Reproduce every one of the records below, line for line, without changing anything.

[Source records]

——————————

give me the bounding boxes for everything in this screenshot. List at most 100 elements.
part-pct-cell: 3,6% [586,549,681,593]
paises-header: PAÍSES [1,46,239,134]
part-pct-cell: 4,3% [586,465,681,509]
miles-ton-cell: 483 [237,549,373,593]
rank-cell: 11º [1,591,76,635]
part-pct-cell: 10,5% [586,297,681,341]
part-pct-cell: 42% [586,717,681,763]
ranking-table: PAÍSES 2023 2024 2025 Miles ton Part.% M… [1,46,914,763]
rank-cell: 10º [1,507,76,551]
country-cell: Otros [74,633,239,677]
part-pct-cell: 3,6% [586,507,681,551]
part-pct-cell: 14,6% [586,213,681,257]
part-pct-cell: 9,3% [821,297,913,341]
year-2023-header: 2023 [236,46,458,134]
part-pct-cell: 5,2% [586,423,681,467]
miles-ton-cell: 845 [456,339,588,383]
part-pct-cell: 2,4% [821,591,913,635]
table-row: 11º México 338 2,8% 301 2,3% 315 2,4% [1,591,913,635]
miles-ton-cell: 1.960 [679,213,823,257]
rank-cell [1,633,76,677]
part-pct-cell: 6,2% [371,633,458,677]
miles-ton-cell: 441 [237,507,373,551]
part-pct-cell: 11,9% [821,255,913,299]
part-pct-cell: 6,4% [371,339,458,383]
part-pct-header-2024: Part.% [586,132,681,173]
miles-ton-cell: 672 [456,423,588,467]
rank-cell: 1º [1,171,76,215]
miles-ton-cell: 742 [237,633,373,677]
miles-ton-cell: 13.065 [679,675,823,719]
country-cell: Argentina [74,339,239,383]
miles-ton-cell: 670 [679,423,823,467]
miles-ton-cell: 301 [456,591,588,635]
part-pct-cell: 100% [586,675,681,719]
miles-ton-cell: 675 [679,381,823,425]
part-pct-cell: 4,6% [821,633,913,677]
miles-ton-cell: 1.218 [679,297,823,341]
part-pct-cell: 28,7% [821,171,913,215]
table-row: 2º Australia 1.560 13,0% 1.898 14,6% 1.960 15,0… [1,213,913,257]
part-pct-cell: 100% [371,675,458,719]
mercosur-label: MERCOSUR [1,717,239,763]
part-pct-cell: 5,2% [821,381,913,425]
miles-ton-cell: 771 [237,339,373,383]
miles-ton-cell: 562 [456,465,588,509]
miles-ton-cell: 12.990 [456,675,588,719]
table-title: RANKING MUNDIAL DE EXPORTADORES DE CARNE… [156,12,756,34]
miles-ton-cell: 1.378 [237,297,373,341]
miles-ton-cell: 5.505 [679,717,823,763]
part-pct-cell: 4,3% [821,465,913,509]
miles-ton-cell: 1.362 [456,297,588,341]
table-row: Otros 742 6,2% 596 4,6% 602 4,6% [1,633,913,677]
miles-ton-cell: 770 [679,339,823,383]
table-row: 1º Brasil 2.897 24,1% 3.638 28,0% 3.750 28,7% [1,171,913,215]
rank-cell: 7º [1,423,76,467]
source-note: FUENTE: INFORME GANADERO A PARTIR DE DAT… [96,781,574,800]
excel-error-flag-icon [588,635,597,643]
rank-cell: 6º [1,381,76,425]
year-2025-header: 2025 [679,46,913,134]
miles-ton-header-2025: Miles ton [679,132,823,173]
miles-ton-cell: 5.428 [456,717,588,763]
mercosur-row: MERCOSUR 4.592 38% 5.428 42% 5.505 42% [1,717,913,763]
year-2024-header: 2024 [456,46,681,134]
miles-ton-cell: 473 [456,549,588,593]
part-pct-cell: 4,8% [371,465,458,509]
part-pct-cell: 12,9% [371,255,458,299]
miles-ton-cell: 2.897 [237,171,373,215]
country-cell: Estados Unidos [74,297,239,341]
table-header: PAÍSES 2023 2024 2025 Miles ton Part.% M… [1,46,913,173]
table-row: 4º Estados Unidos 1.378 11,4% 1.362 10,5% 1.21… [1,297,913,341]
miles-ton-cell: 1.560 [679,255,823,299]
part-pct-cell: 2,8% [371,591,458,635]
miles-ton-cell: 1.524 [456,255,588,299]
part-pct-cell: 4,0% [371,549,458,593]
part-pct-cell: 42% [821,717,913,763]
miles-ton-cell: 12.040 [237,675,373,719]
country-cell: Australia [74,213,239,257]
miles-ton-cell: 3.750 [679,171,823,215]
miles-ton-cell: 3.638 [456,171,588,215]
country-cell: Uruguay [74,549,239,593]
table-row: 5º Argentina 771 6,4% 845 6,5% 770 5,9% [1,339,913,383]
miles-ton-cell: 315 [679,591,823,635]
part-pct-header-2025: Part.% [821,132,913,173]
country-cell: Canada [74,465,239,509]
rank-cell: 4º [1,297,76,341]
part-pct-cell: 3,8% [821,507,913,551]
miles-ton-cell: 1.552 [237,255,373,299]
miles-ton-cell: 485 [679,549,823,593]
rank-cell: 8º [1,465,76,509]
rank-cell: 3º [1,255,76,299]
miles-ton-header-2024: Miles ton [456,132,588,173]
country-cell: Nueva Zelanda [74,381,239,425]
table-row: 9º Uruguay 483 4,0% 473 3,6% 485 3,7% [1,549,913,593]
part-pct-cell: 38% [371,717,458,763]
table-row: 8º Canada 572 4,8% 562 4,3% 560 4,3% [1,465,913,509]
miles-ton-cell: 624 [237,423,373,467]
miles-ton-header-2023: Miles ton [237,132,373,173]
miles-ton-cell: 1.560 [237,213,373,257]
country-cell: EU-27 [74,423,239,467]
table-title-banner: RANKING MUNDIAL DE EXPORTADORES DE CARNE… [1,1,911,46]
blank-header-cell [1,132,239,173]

——————————

EXERCISE SOLUTION ->
give me the bounding boxes for everything in this screenshot. List at most 100 elements.
part-pct-cell: 3,6% [586,549,681,593]
paises-header: PAÍSES [1,46,239,134]
part-pct-cell: 4,3% [586,465,681,509]
miles-ton-cell: 483 [237,549,373,593]
rank-cell: 11º [1,591,76,635]
part-pct-cell: 10,5% [586,297,681,341]
part-pct-cell: 42% [586,717,681,763]
ranking-table: PAÍSES 2023 2024 2025 Miles ton Part.% M… [1,46,914,763]
rank-cell: 10º [1,507,76,551]
country-cell: Otros [74,633,239,677]
part-pct-cell: 3,6% [586,507,681,551]
part-pct-cell: 14,6% [586,213,681,257]
part-pct-cell: 9,3% [821,297,913,341]
year-2023-header: 2023 [236,46,458,134]
part-pct-cell: 5,2% [586,423,681,467]
miles-ton-cell: 845 [456,339,588,383]
part-pct-cell: 2,4% [821,591,913,635]
table-row: 11º México 338 2,8% 301 2,3% 315 2,4% [1,591,913,635]
miles-ton-cell: 1.960 [679,213,823,257]
rank-cell [1,633,76,677]
part-pct-cell: 6,2% [371,633,458,677]
miles-ton-cell: 441 [237,507,373,551]
part-pct-cell: 11,9% [821,255,913,299]
part-pct-cell: 6,4% [371,339,458,383]
part-pct-header-2024: Part.% [586,132,681,173]
miles-ton-cell: 672 [456,423,588,467]
rank-cell: 1º [1,171,76,215]
miles-ton-cell: 742 [237,633,373,677]
miles-ton-cell: 13.065 [679,675,823,719]
country-cell: Argentina [74,339,239,383]
miles-ton-cell: 670 [679,423,823,467]
miles-ton-cell: 301 [456,591,588,635]
part-pct-cell: 100% [586,675,681,719]
miles-ton-cell: 675 [679,381,823,425]
part-pct-cell: 4,6% [821,633,913,677]
miles-ton-cell: 1.218 [679,297,823,341]
part-pct-cell: 28,7% [821,171,913,215]
table-row: 2º Australia 1.560 13,0% 1.898 14,6% 1.960 15,0… [1,213,913,257]
part-pct-cell: 100% [371,675,458,719]
mercosur-label: MERCOSUR [1,717,239,763]
part-pct-cell: 5,2% [821,381,913,425]
miles-ton-cell: 771 [237,339,373,383]
miles-ton-cell: 562 [456,465,588,509]
miles-ton-cell: 12.990 [456,675,588,719]
table-title: RANKING MUNDIAL DE EXPORTADORES DE CARNE… [156,12,756,34]
miles-ton-cell: 1.378 [237,297,373,341]
miles-ton-cell: 5.505 [679,717,823,763]
part-pct-cell: 4,3% [821,465,913,509]
miles-ton-cell: 1.362 [456,297,588,341]
table-row: Otros 742 6,2% 596 4,6% 602 4,6% [1,633,913,677]
miles-ton-cell: 770 [679,339,823,383]
table-row: 1º Brasil 2.897 24,1% 3.638 28,0% 3.750 28,7% [1,171,913,215]
rank-cell: 7º [1,423,76,467]
source-note: FUENTE: INFORME GANADERO A PARTIR DE DAT… [96,781,574,800]
excel-error-flag-icon [588,635,597,643]
rank-cell: 6º [1,381,76,425]
year-2025-header: 2025 [679,46,913,134]
miles-ton-header-2025: Miles ton [679,132,823,173]
miles-ton-cell: 5.428 [456,717,588,763]
mercosur-row: MERCOSUR 4.592 38% 5.428 42% 5.505 42% [1,717,913,763]
year-2024-header: 2024 [456,46,681,134]
miles-ton-cell: 473 [456,549,588,593]
part-pct-cell: 4,8% [371,465,458,509]
part-pct-cell: 12,9% [371,255,458,299]
miles-ton-cell: 2.897 [237,171,373,215]
country-cell: Estados Unidos [74,297,239,341]
table-header: PAÍSES 2023 2024 2025 Miles ton Part.% M… [1,46,913,173]
table-row: 4º Estados Unidos 1.378 11,4% 1.362 10,5% 1.21… [1,297,913,341]
miles-ton-cell: 1.560 [679,255,823,299]
part-pct-cell: 2,8% [371,591,458,635]
miles-ton-cell: 1.524 [456,255,588,299]
part-pct-cell: 4,0% [371,549,458,593]
part-pct-cell: 42% [821,717,913,763]
miles-ton-cell: 12.040 [237,675,373,719]
country-cell: Australia [74,213,239,257]
miles-ton-cell: 3.750 [679,171,823,215]
miles-ton-cell: 3.638 [456,171,588,215]
country-cell: Uruguay [74,549,239,593]
table-row: 5º Argentina 771 6,4% 845 6,5% 770 5,9% [1,339,913,383]
miles-ton-cell: 315 [679,591,823,635]
part-pct-header-2025: Part.% [821,132,913,173]
country-cell: Canada [74,465,239,509]
rank-cell: 4º [1,297,76,341]
part-pct-cell: 3,8% [821,507,913,551]
miles-ton-cell: 1.552 [237,255,373,299]
miles-ton-cell: 485 [679,549,823,593]
rank-cell: 8º [1,465,76,509]
rank-cell: 3º [1,255,76,299]
miles-ton-header-2024: Miles ton [456,132,588,173]
country-cell: Nueva Zelanda [74,381,239,425]
table-row: 9º Uruguay 483 4,0% 473 3,6% 485 3,7% [1,549,913,593]
part-pct-cell: 38% [371,717,458,763]
table-row: 8º Canada 572 4,8% 562 4,3% 560 4,3% [1,465,913,509]
miles-ton-cell: 624 [237,423,373,467]
miles-ton-header-2023: Miles ton [237,132,373,173]
miles-ton-cell: 1.560 [237,213,373,257]
country-cell: EU-27 [74,423,239,467]
table-title-banner: RANKING MUNDIAL DE EXPORTADORES DE CARNE… [1,1,911,46]
blank-header-cell [1,132,239,173]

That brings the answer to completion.